* [DATASET ROWS]:
>>>
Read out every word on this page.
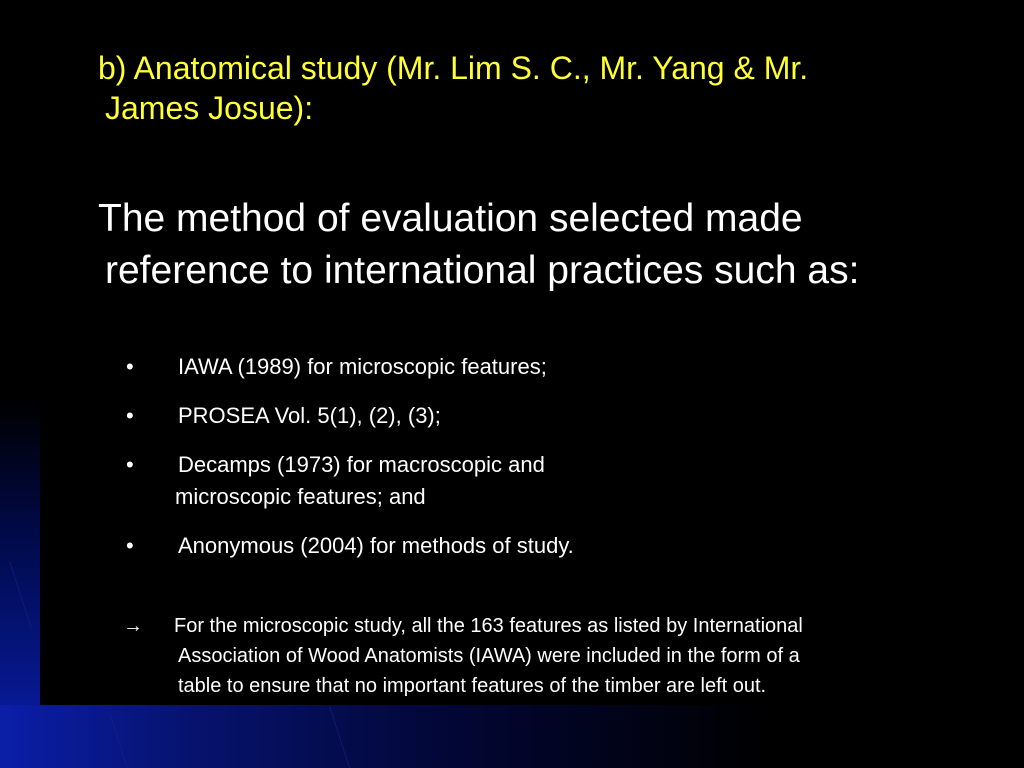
b) Anatomical study (Mr. Lim S. C., Mr. Yang & Mr.
James Josue):

The method of evaluation selected made
reference to international practices such as:

• IAWA (1989) for microscopic features;
• PROSEA Vol. 5(1), (2), (3);
• Decamps (1973) for macroscopic and
microscopic features; and
• Anonymous (2004) for methods of study.
→	For the microscopic study, all the 163 features as listed by International
Association of Wood Anatomists (IAWA) were included in the form of a
table to ensure that no important features of the timber are left out.
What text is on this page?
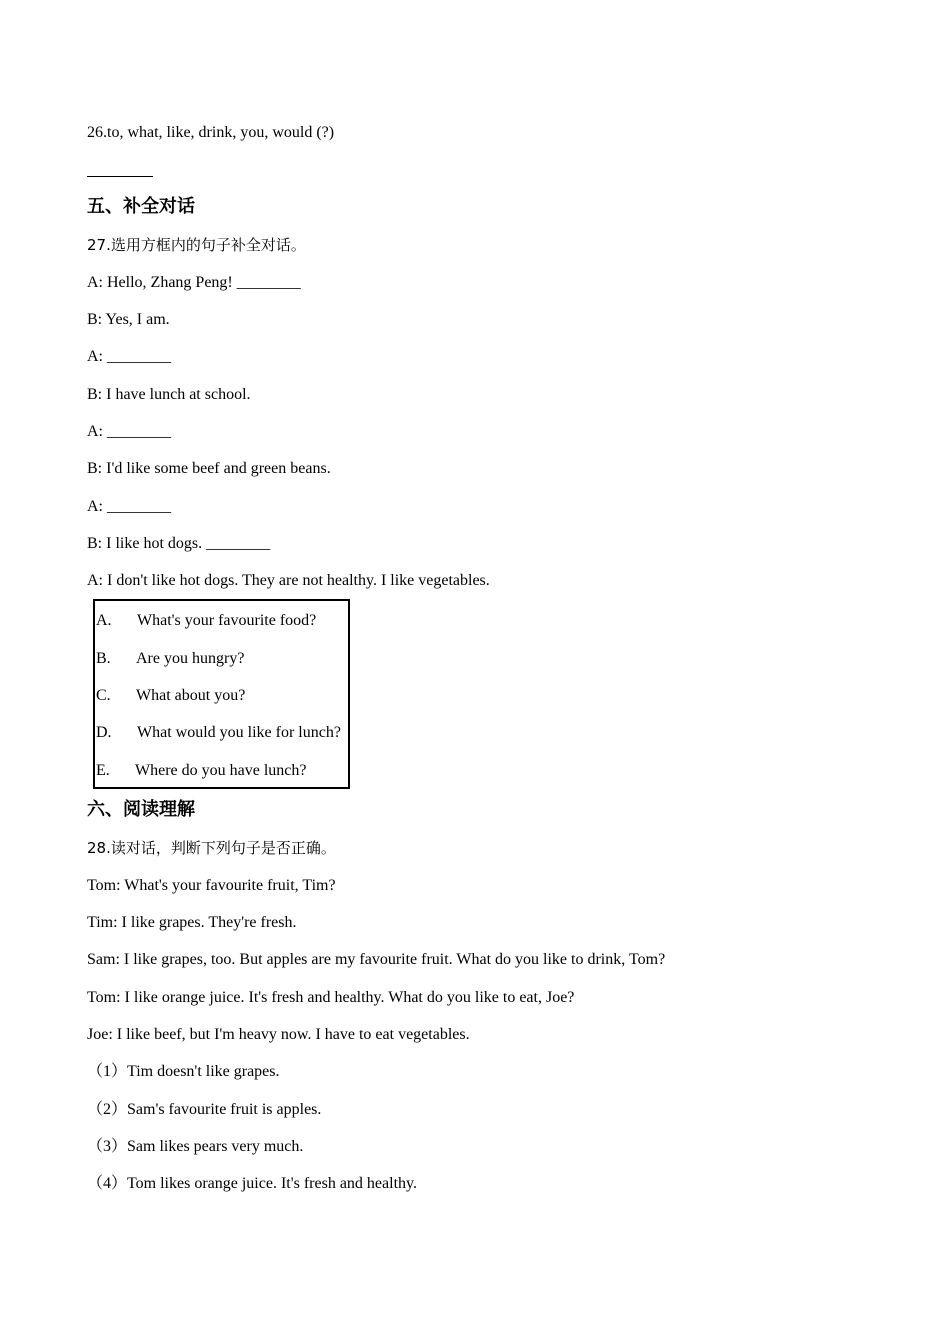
26.to, what, like, drink, you, would (?)
五、补全对话
27.选用方框内的句子补全对话。
A: Hello, Zhang Peng! ________
B: Yes, I am.
A: ________
B: I have lunch at school.
A: ________
B: I'd like some beef and green beans.
A: ________
B: I like hot dogs. ________
A: I don't like hot dogs. They are not healthy. I like vegetables.
A. What's your favourite food?
B. Are you hungry?
C. What about you?
D. What would you like for lunch?
E. Where do you have lunch?
六、阅读理解
28.读对话，判断下列句子是否正确。
Tom: What's your favourite fruit, Tim?
Tim: I like grapes. They're fresh.
Sam: I like grapes, too. But apples are my favourite fruit. What do you like to drink, Tom?
Tom: I like orange juice. It's fresh and healthy. What do you like to eat, Joe?
Joe: I like beef, but I'm heavy now. I have to eat vegetables.
（1）Tim doesn't like grapes.
（2）Sam's favourite fruit is apples.
（3）Sam likes pears very much.
（4）Tom likes orange juice. It's fresh and healthy.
<<<
* [WRITTEN REQUEST]: Write out exactly the lines from the one containing "What text is on this page?" to the last line of the records above, both included, and leave out any pictures.

* [OUTPUT FOR THIS EXERCISE]:
What text is on this page?
26.to, what, like, drink, you, would (?)
五、补全对话
27.选用方框内的句子补全对话。
A: Hello, Zhang Peng! ________
B: Yes, I am.
A: ________
B: I have lunch at school.
A: ________
B: I'd like some beef and green beans.
A: ________
B: I like hot dogs. ________
A: I don't like hot dogs. They are not healthy. I like vegetables.
A. What's your favourite food?
B. Are you hungry?
C. What about you?
D. What would you like for lunch?
E. Where do you have lunch?
六、阅读理解
28.读对话，判断下列句子是否正确。
Tom: What's your favourite fruit, Tim?
Tim: I like grapes. They're fresh.
Sam: I like grapes, too. But apples are my favourite fruit. What do you like to drink, Tom?
Tom: I like orange juice. It's fresh and healthy. What do you like to eat, Joe?
Joe: I like beef, but I'm heavy now. I have to eat vegetables.
（1）Tim doesn't like grapes.
（2）Sam's favourite fruit is apples.
（3）Sam likes pears very much.
（4）Tom likes orange juice. It's fresh and healthy.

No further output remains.